▶ _EXERCISE BRIEF_:
Make an exact copy of the lines, leaving the pictures out.

--

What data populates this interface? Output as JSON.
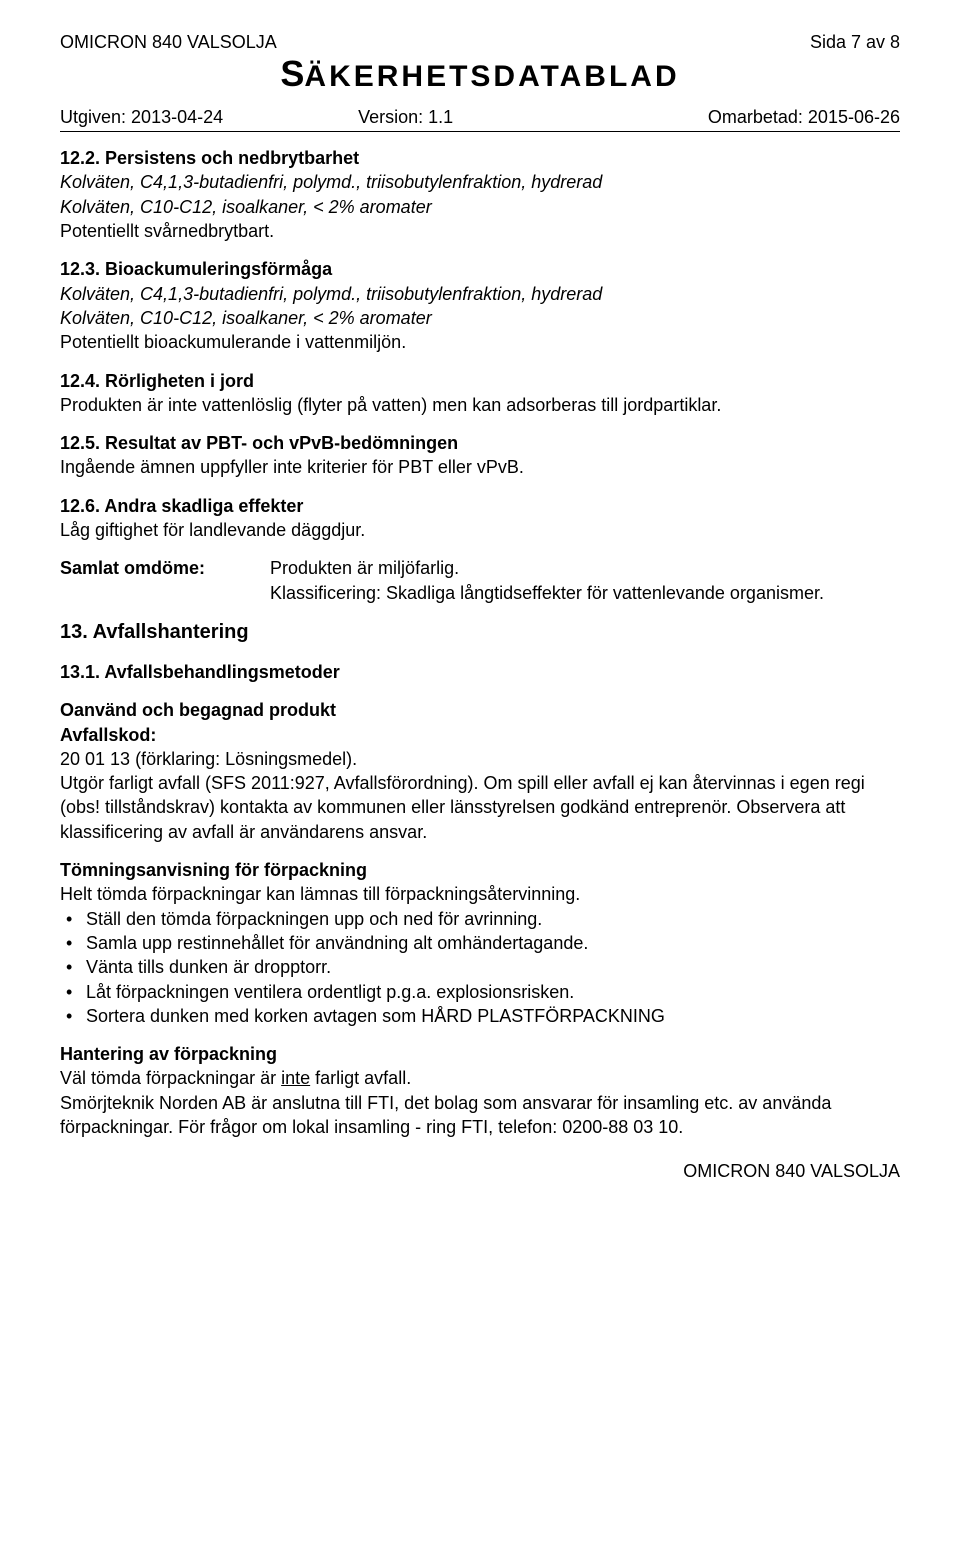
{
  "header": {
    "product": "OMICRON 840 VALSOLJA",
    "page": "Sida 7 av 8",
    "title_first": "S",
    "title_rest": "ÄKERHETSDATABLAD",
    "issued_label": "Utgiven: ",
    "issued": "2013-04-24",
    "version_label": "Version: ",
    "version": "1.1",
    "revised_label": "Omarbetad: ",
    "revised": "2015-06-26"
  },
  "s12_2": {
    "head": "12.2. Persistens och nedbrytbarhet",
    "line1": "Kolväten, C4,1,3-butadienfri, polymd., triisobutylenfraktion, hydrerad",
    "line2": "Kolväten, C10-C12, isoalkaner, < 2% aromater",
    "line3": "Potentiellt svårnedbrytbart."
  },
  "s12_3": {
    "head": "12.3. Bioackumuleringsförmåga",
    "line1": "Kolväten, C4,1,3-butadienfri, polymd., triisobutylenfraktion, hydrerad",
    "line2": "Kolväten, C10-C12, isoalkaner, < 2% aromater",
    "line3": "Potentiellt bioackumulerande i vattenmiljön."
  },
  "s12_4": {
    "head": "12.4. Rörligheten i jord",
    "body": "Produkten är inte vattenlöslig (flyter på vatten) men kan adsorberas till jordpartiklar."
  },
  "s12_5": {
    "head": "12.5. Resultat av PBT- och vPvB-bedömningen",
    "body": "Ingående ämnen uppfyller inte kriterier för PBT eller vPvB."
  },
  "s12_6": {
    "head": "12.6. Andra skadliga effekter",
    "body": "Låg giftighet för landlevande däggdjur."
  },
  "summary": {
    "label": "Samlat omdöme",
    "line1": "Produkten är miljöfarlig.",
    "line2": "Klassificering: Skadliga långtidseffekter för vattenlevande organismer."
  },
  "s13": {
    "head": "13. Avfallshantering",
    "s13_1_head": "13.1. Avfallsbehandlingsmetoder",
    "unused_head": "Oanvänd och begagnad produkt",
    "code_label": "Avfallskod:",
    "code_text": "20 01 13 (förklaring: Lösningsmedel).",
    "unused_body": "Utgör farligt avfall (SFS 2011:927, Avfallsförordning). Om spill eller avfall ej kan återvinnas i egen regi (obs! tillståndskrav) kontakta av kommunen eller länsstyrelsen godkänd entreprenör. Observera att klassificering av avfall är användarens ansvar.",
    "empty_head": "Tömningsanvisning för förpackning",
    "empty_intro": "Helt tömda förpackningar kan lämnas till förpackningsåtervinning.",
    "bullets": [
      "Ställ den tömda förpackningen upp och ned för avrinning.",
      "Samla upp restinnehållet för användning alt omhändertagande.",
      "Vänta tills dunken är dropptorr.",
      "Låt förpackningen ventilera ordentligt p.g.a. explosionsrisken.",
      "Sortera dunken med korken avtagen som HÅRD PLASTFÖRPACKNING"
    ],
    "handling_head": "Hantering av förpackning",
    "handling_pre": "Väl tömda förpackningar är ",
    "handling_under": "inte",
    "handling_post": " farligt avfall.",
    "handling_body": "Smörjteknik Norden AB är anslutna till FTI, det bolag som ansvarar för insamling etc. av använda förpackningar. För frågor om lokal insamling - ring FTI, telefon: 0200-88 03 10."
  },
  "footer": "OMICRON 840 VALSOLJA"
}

--

▶ _COMPLETED TASK_:
What data populates this interface? Output as JSON.
{
  "header": {
    "product": "OMICRON 840 VALSOLJA",
    "page": "Sida 7 av 8",
    "title_first": "S",
    "title_rest": "ÄKERHETSDATABLAD",
    "issued_label": "Utgiven: ",
    "issued": "2013-04-24",
    "version_label": "Version: ",
    "version": "1.1",
    "revised_label": "Omarbetad: ",
    "revised": "2015-06-26"
  },
  "s12_2": {
    "head": "12.2. Persistens och nedbrytbarhet",
    "line1": "Kolväten, C4,1,3-butadienfri, polymd., triisobutylenfraktion, hydrerad",
    "line2": "Kolväten, C10-C12, isoalkaner, < 2% aromater",
    "line3": "Potentiellt svårnedbrytbart."
  },
  "s12_3": {
    "head": "12.3. Bioackumuleringsförmåga",
    "line1": "Kolväten, C4,1,3-butadienfri, polymd., triisobutylenfraktion, hydrerad",
    "line2": "Kolväten, C10-C12, isoalkaner, < 2% aromater",
    "line3": "Potentiellt bioackumulerande i vattenmiljön."
  },
  "s12_4": {
    "head": "12.4. Rörligheten i jord",
    "body": "Produkten är inte vattenlöslig (flyter på vatten) men kan adsorberas till jordpartiklar."
  },
  "s12_5": {
    "head": "12.5. Resultat av PBT- och vPvB-bedömningen",
    "body": "Ingående ämnen uppfyller inte kriterier för PBT eller vPvB."
  },
  "s12_6": {
    "head": "12.6. Andra skadliga effekter",
    "body": "Låg giftighet för landlevande däggdjur."
  },
  "summary": {
    "label": "Samlat omdöme",
    "line1": "Produkten är miljöfarlig.",
    "line2": "Klassificering: Skadliga långtidseffekter för vattenlevande organismer."
  },
  "s13": {
    "head": "13. Avfallshantering",
    "s13_1_head": "13.1. Avfallsbehandlingsmetoder",
    "unused_head": "Oanvänd och begagnad produkt",
    "code_label": "Avfallskod:",
    "code_text": "20 01 13 (förklaring: Lösningsmedel).",
    "unused_body": "Utgör farligt avfall (SFS 2011:927, Avfallsförordning). Om spill eller avfall ej kan återvinnas i egen regi (obs! tillståndskrav) kontakta av kommunen eller länsstyrelsen godkänd entreprenör. Observera att klassificering av avfall är användarens ansvar.",
    "empty_head": "Tömningsanvisning för förpackning",
    "empty_intro": "Helt tömda förpackningar kan lämnas till förpackningsåtervinning.",
    "bullets": [
      "Ställ den tömda förpackningen upp och ned för avrinning.",
      "Samla upp restinnehållet för användning alt omhändertagande.",
      "Vänta tills dunken är dropptorr.",
      "Låt förpackningen ventilera ordentligt p.g.a. explosionsrisken.",
      "Sortera dunken med korken avtagen som HÅRD PLASTFÖRPACKNING"
    ],
    "handling_head": "Hantering av förpackning",
    "handling_pre": "Väl tömda förpackningar är ",
    "handling_under": "inte",
    "handling_post": " farligt avfall.",
    "handling_body": "Smörjteknik Norden AB är anslutna till FTI, det bolag som ansvarar för insamling etc. av använda förpackningar. För frågor om lokal insamling - ring FTI, telefon: 0200-88 03 10."
  },
  "footer": "OMICRON 840 VALSOLJA"
}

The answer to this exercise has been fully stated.